TASK → Copy out the listing that follows exactly, dropping every picture.

AVAILABLE RECORDS →
____

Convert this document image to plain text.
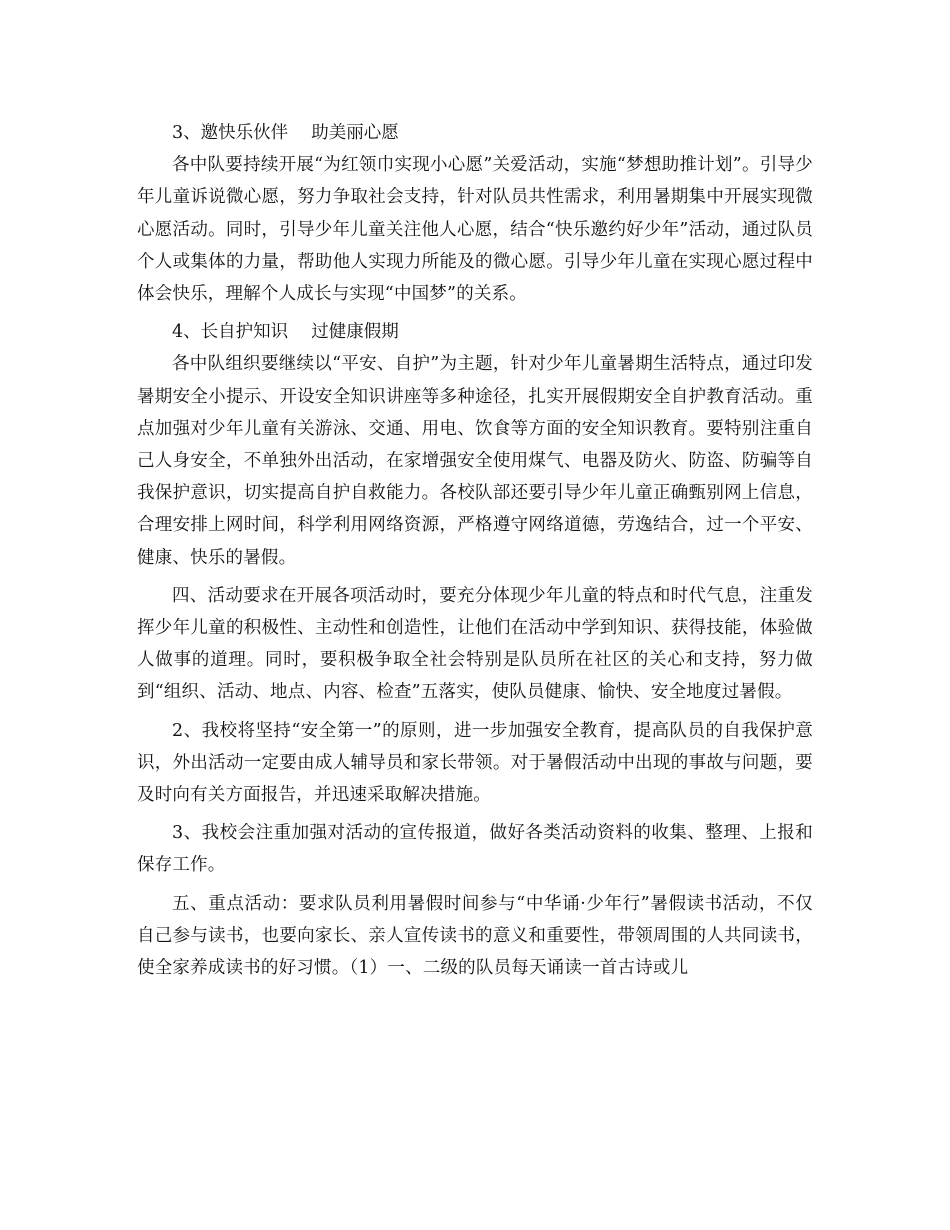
3、邀快乐伙伴　 助美丽心愿

各中队要持续开展“为红领巾实现小心愿”关爱活动，实施“梦想助推计划”。引导少年儿童诉说微心愿，努力争取社会支持，针对队员共性需求，利用暑期集中开展实现微心愿活动。同时，引导少年儿童关注他人心愿，结合“快乐邀约好少年”活动，通过队员个人或集体的力量，帮助他人实现力所能及的微心愿。引导少年儿童在实现心愿过程中体会快乐，理解个人成长与实现“中国梦”的关系。

4、长自护知识　 过健康假期

各中队组织要继续以“平安、自护”为主题，针对少年儿童暑期生活特点，通过印发暑期安全小提示、开设安全知识讲座等多种途径，扎实开展假期安全自护教育活动。重点加强对少年儿童有关游泳、交通、用电、饮食等方面的安全知识教育。要特别注重自己人身安全，不单独外出活动，在家增强安全使用煤气、电器及防火、防盗、防骗等自我保护意识，切实提高自护自救能力。各校队部还要引导少年儿童正确甄别网上信息，合理安排上网时间，科学利用网络资源，严格遵守网络道德，劳逸结合，过一个平安、健康、快乐的暑假。

四、活动要求在开展各项活动时，要充分体现少年儿童的特点和时代气息，注重发挥少年儿童的积极性、主动性和创造性，让他们在活动中学到知识、获得技能，体验做人做事的道理。同时，要积极争取全社会特别是队员所在社区的关心和支持，努力做到“组织、活动、地点、内容、检查”五落实，使队员健康、愉快、安全地度过暑假。

2、我校将坚持“安全第一”的原则，进一步加强安全教育，提高队员的自我保护意识，外出活动一定要由成人辅导员和家长带领。对于暑假活动中出现的事故与问题，要及时向有关方面报告，并迅速采取解决措施。

3、我校会注重加强对活动的宣传报道，做好各类活动资料的收集、整理、上报和保存工作。

五、重点活动：要求队员利用暑假时间参与“中华诵·少年行”暑假读书活动，不仅自己参与读书，也要向家长、亲人宣传读书的意义和重要性，带领周围的人共同读书，使全家养成读书的好习惯。（1）一、二级的队员每天诵读一首古诗或儿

____

CORRECT RESPONSE →
Convert this document image to plain text.
3、邀快乐伙伴　 助美丽心愿

各中队要持续开展“为红领巾实现小心愿”关爱活动，实施“梦想助推计划”。引导少年儿童诉说微心愿，努力争取社会支持，针对队员共性需求，利用暑期集中开展实现微心愿活动。同时，引导少年儿童关注他人心愿，结合“快乐邀约好少年”活动，通过队员个人或集体的力量，帮助他人实现力所能及的微心愿。引导少年儿童在实现心愿过程中体会快乐，理解个人成长与实现“中国梦”的关系。

4、长自护知识　 过健康假期

各中队组织要继续以“平安、自护”为主题，针对少年儿童暑期生活特点，通过印发暑期安全小提示、开设安全知识讲座等多种途径，扎实开展假期安全自护教育活动。重点加强对少年儿童有关游泳、交通、用电、饮食等方面的安全知识教育。要特别注重自己人身安全，不单独外出活动，在家增强安全使用煤气、电器及防火、防盗、防骗等自我保护意识，切实提高自护自救能力。各校队部还要引导少年儿童正确甄别网上信息，合理安排上网时间，科学利用网络资源，严格遵守网络道德，劳逸结合，过一个平安、健康、快乐的暑假。

四、活动要求在开展各项活动时，要充分体现少年儿童的特点和时代气息，注重发挥少年儿童的积极性、主动性和创造性，让他们在活动中学到知识、获得技能，体验做人做事的道理。同时，要积极争取全社会特别是队员所在社区的关心和支持，努力做到“组织、活动、地点、内容、检查”五落实，使队员健康、愉快、安全地度过暑假。

2、我校将坚持“安全第一”的原则，进一步加强安全教育，提高队员的自我保护意识，外出活动一定要由成人辅导员和家长带领。对于暑假活动中出现的事故与问题，要及时向有关方面报告，并迅速采取解决措施。

3、我校会注重加强对活动的宣传报道，做好各类活动资料的收集、整理、上报和保存工作。

五、重点活动：要求队员利用暑假时间参与“中华诵·少年行”暑假读书活动，不仅自己参与读书，也要向家长、亲人宣传读书的意义和重要性，带领周围的人共同读书，使全家养成读书的好习惯。（1）一、二级的队员每天诵读一首古诗或儿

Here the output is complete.